## WHAT NEEDS TO BE DONE
Which of the lines below contain the string "rights"? Pull each one out of the data.

= Beginning of Section =

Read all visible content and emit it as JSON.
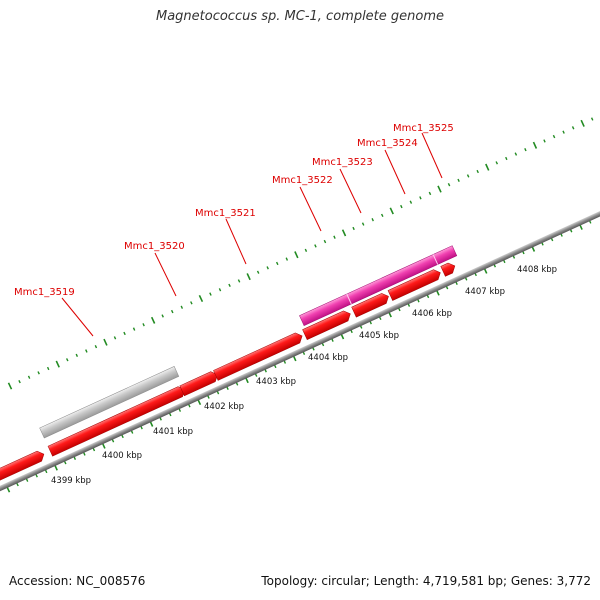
{
  "title": "Magnetococcus sp. MC-1, complete genome",
  "footer": {
    "accession": "Accession: NC_008576",
    "topology": "Topology: circular; Length: 4,719,581 bp; Genes: 3,772"
  },
  "colors": {
    "cds": "#ff0000",
    "rna": "#e31ea0",
    "gray_feature": "#c0c0c0",
    "backbone": "#808080",
    "tick": "#228b22",
    "label": "#dd0000"
  },
  "scale_labels": [
    "4399 kbp",
    "4400 kbp",
    "4401 kbp",
    "4402 kbp",
    "4403 kbp",
    "4404 kbp",
    "4405 kbp",
    "4406 kbp",
    "4407 kbp",
    "4408 kbp"
  ],
  "gene_labels": [
    "Mmc1_3519",
    "Mmc1_3520",
    "Mmc1_3521",
    "Mmc1_3522",
    "Mmc1_3523",
    "Mmc1_3524",
    "Mmc1_3525"
  ]
}
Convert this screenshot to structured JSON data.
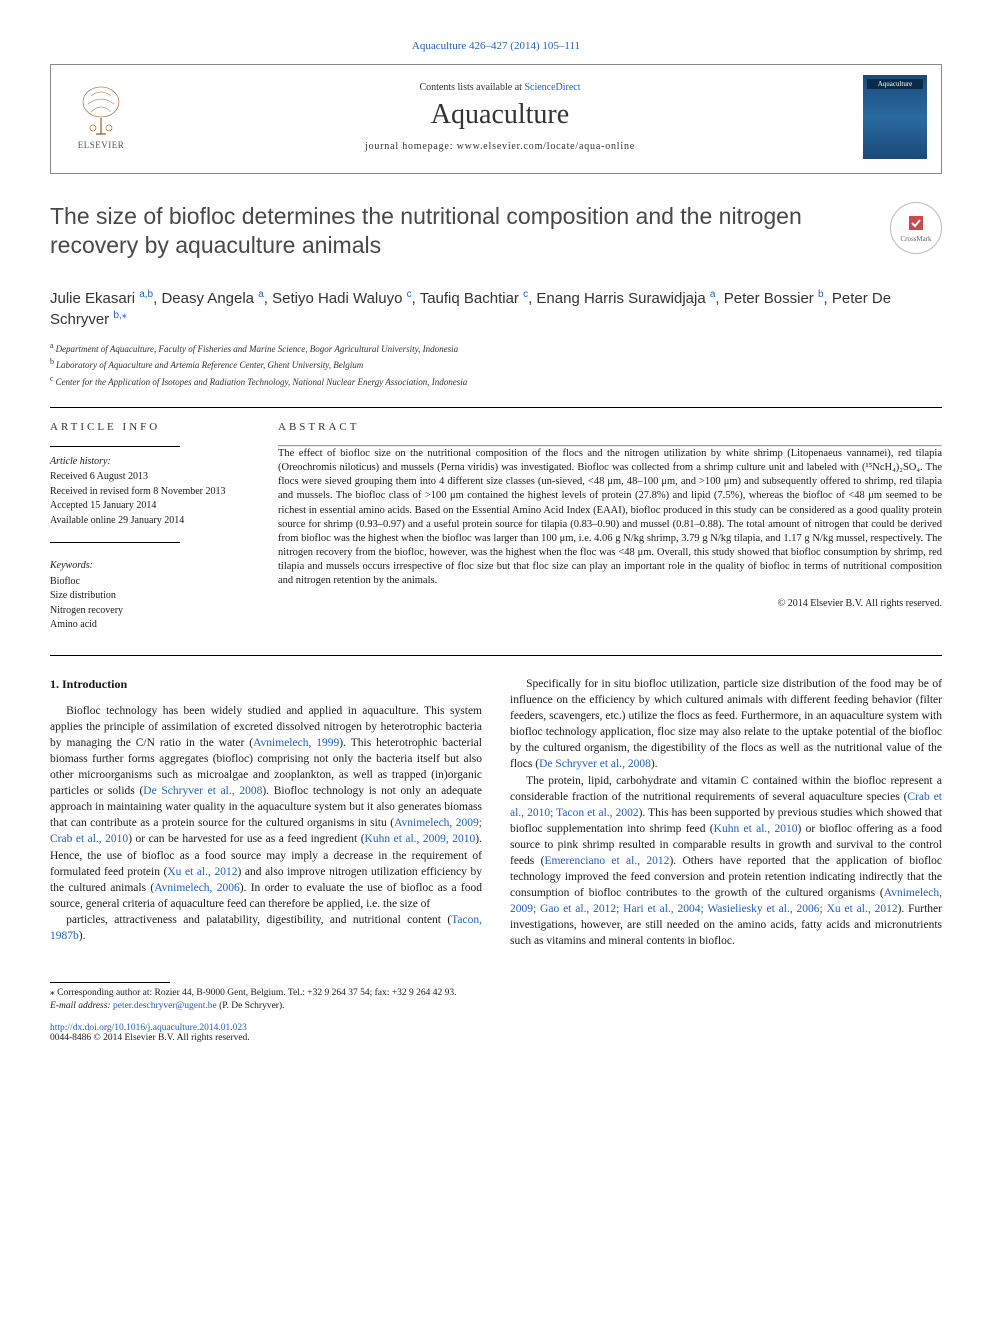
{
  "top_citation": "Aquaculture 426–427 (2014) 105–111",
  "header": {
    "contents_prefix": "Contents lists available at ",
    "contents_link": "ScienceDirect",
    "journal": "Aquaculture",
    "homepage_prefix": "journal homepage: ",
    "homepage": "www.elsevier.com/locate/aqua-online",
    "publisher": "ELSEVIER",
    "cover_label": "Aquaculture"
  },
  "crossmark_label": "CrossMark",
  "title": "The size of biofloc determines the nutritional composition and the nitrogen recovery by aquaculture animals",
  "authors_html": "Julie Ekasari |a,b|, Deasy Angela |a|, Setiyo Hadi Waluyo |c|, Taufiq Bachtiar |c|, Enang Harris Surawidjaja |a|, Peter Bossier |b|, Peter De Schryver |b,*|",
  "authors": [
    {
      "name": "Julie Ekasari",
      "sup": "a,b"
    },
    {
      "name": "Deasy Angela",
      "sup": "a"
    },
    {
      "name": "Setiyo Hadi Waluyo",
      "sup": "c"
    },
    {
      "name": "Taufiq Bachtiar",
      "sup": "c"
    },
    {
      "name": "Enang Harris Surawidjaja",
      "sup": "a"
    },
    {
      "name": "Peter Bossier",
      "sup": "b"
    },
    {
      "name": "Peter De Schryver",
      "sup": "b,",
      "star": true
    }
  ],
  "affiliations": [
    {
      "sup": "a",
      "text": "Department of Aquaculture, Faculty of Fisheries and Marine Science, Bogor Agricultural University, Indonesia"
    },
    {
      "sup": "b",
      "text": "Laboratory of Aquaculture and Artemia Reference Center, Ghent University, Belgium"
    },
    {
      "sup": "c",
      "text": "Center for the Application of Isotopes and Radiation Technology, National Nuclear Energy Association, Indonesia"
    }
  ],
  "article_info_heading": "ARTICLE INFO",
  "abstract_heading": "ABSTRACT",
  "history_heading": "Article history:",
  "history": [
    "Received 6 August 2013",
    "Received in revised form 8 November 2013",
    "Accepted 15 January 2014",
    "Available online 29 January 2014"
  ],
  "keywords_heading": "Keywords:",
  "keywords": [
    "Biofloc",
    "Size distribution",
    "Nitrogen recovery",
    "Amino acid"
  ],
  "abstract": "The effect of biofloc size on the nutritional composition of the flocs and the nitrogen utilization by white shrimp (Litopenaeus vannamei), red tilapia (Oreochromis niloticus) and mussels (Perna viridis) was investigated. Biofloc was collected from a shrimp culture unit and labeled with (¹⁵NcH₄)₂SO₄. The flocs were sieved grouping them into 4 different size classes (un-sieved, <48 μm, 48–100 μm, and >100 μm) and subsequently offered to shrimp, red tilapia and mussels. The biofloc class of >100 μm contained the highest levels of protein (27.8%) and lipid (7.5%), whereas the biofloc of <48 μm seemed to be richest in essential amino acids. Based on the Essential Amino Acid Index (EAAI), biofloc produced in this study can be considered as a good quality protein source for shrimp (0.93–0.97) and a useful protein source for tilapia (0.83–0.90) and mussel (0.81–0.88). The total amount of nitrogen that could be derived from biofloc was the highest when the biofloc was larger than 100 μm, i.e. 4.06 g N/kg shrimp, 3.79 g N/kg tilapia, and 1.17 g N/kg mussel, respectively. The nitrogen recovery from the biofloc, however, was the highest when the floc was <48 μm. Overall, this study showed that biofloc consumption by shrimp, red tilapia and mussels occurs irrespective of floc size but that floc size can play an important role in the quality of biofloc in terms of nutritional composition and nitrogen retention by the animals.",
  "copyright": "© 2014 Elsevier B.V. All rights reserved.",
  "section1_heading": "1. Introduction",
  "body_left": [
    "Biofloc technology has been widely studied and applied in aquaculture. This system applies the principle of assimilation of excreted dissolved nitrogen by heterotrophic bacteria by managing the C/N ratio in the water (|Avnimelech, 1999|). This heterotrophic bacterial biomass further forms aggregates (biofloc) comprising not only the bacteria itself but also other microorganisms such as microalgae and zooplankton, as well as trapped (in)organic particles or solids (|De Schryver et al., 2008|). Biofloc technology is not only an adequate approach in maintaining water quality in the aquaculture system but it also generates biomass that can contribute as a protein source for the cultured organisms in situ (|Avnimelech, 2009; Crab et al., 2010|) or can be harvested for use as a feed ingredient (|Kuhn et al., 2009, 2010|). Hence, the use of biofloc as a food source may imply a decrease in the requirement of formulated feed protein (|Xu et al., 2012|) and also improve nitrogen utilization efficiency by the cultured animals (|Avnimelech, 2006|). In order to evaluate the use of biofloc as a food source, general criteria of aquaculture feed can therefore be applied, i.e. the size of"
  ],
  "body_right": [
    "particles, attractiveness and palatability, digestibility, and nutritional content (|Tacon, 1987b|).",
    "Specifically for in situ biofloc utilization, particle size distribution of the food may be of influence on the efficiency by which cultured animals with different feeding behavior (filter feeders, scavengers, etc.) utilize the flocs as feed. Furthermore, in an aquaculture system with biofloc technology application, floc size may also relate to the uptake potential of the biofloc by the cultured organism, the digestibility of the flocs as well as the nutritional value of the flocs (|De Schryver et al., 2008|).",
    "The protein, lipid, carbohydrate and vitamin C contained within the biofloc represent a considerable fraction of the nutritional requirements of several aquaculture species (|Crab et al., 2010; Tacon et al., 2002|). This has been supported by previous studies which showed that biofloc supplementation into shrimp feed (|Kuhn et al., 2010|) or biofloc offering as a food source to pink shrimp resulted in comparable results in growth and survival to the control feeds (|Emerenciano et al., 2012|). Others have reported that the application of biofloc technology improved the feed conversion and protein retention indicating indirectly that the consumption of biofloc contributes to the growth of the cultured organisms (|Avnimelech, 2009; Gao et al., 2012; Hari et al., 2004; Wasieliesky et al., 2006; Xu et al., 2012|). Further investigations, however, are still needed on the amino acids, fatty acids and micronutrients such as vitamins and mineral contents in biofloc."
  ],
  "corresponding": "Corresponding author at: Rozier 44, B-9000 Gent, Belgium. Tel.: +32 9 264 37 54; fax: +32 9 264 42 93.",
  "email_label": "E-mail address:",
  "email": "peter.deschryver@ugent.be",
  "email_suffix": "(P. De Schryver).",
  "doi": "http://dx.doi.org/10.1016/j.aquaculture.2014.01.023",
  "issn_line": "0044-8486 © 2014 Elsevier B.V. All rights reserved.",
  "colors": {
    "link": "#2060c0",
    "text": "#1a1a1a",
    "heading": "#484848",
    "rule": "#000000"
  }
}
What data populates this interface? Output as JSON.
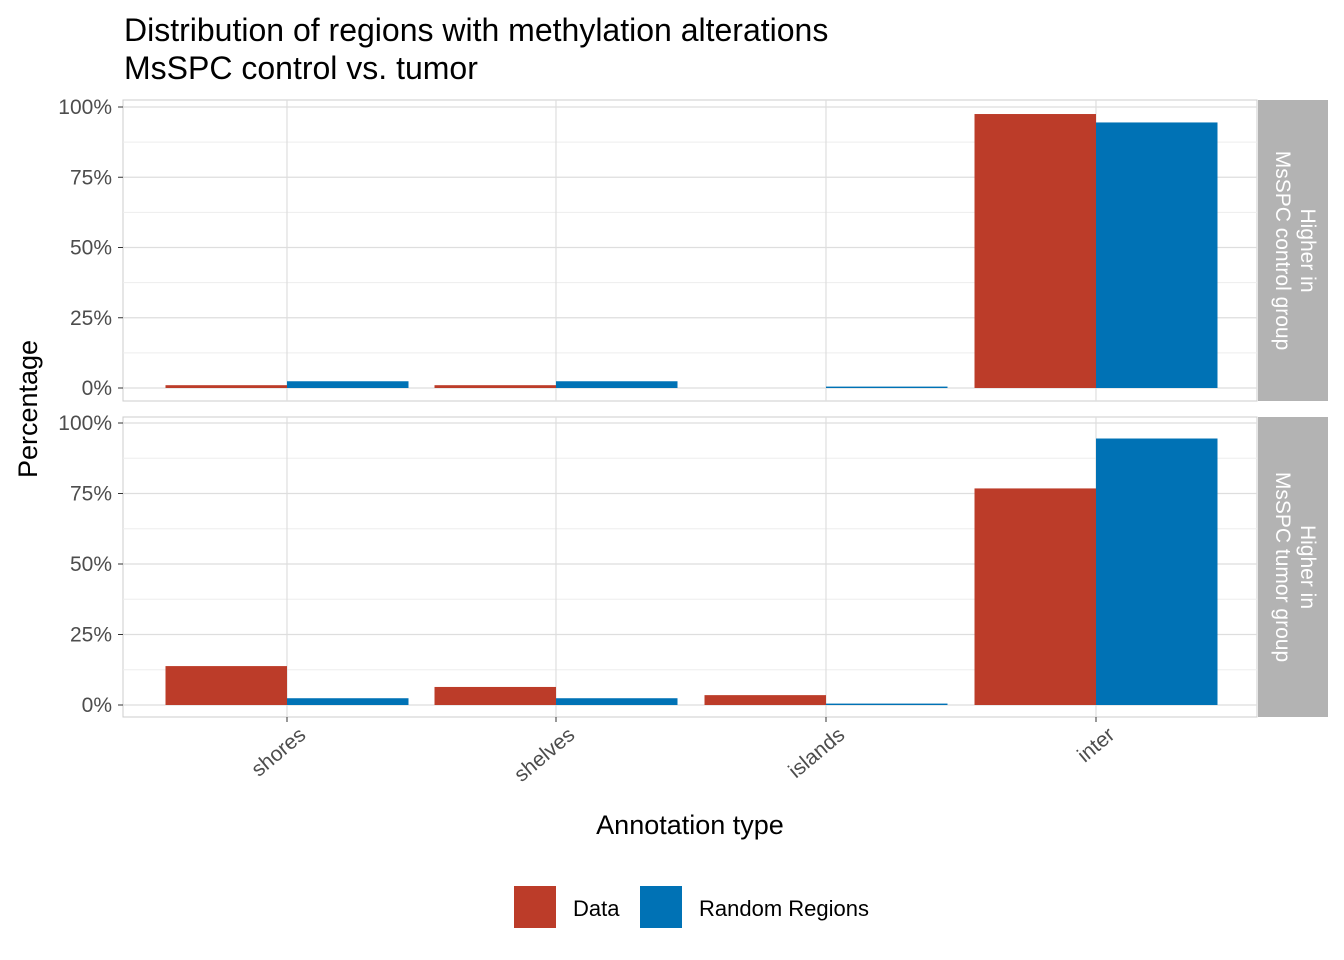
{
  "chart_data": {
    "type": "bar",
    "title": "Distribution of regions with methylation alterations",
    "subtitle": "MsSPC control vs. tumor",
    "xlabel": "Annotation type",
    "ylabel": "Percentage",
    "categories": [
      "shores",
      "shelves",
      "islands",
      "inter"
    ],
    "ylim": [
      0,
      100
    ],
    "yticks": [
      0,
      25,
      50,
      75,
      100
    ],
    "ytick_labels": [
      "0%",
      "25%",
      "50%",
      "75%",
      "100%"
    ],
    "grid": true,
    "legend_position": "bottom",
    "colors": {
      "Data": "#bc3c29",
      "Random Regions": "#0072b5"
    },
    "legend_labels": [
      "Data",
      "Random Regions"
    ],
    "panels": [
      {
        "strip_lines": [
          "Higher in",
          "MsSPC control group"
        ],
        "series": [
          {
            "name": "Data",
            "values": [
              1.0,
              1.0,
              0.0,
              97.5
            ]
          },
          {
            "name": "Random Regions",
            "values": [
              2.4,
              2.4,
              0.5,
              94.5
            ]
          }
        ]
      },
      {
        "strip_lines": [
          "Higher in",
          "MsSPC tumor group"
        ],
        "series": [
          {
            "name": "Data",
            "values": [
              13.8,
              6.4,
              3.5,
              76.8
            ]
          },
          {
            "name": "Random Regions",
            "values": [
              2.4,
              2.4,
              0.5,
              94.5
            ]
          }
        ]
      }
    ]
  }
}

= End of Section =

## ANSWER TO THIS EXERCISE
  "copyright": "© 2014 Elsevier B.V. All rights reserved.",
  "issn_line": "0044-8486 © 2014 Elsevier B.V. All rights reserved.",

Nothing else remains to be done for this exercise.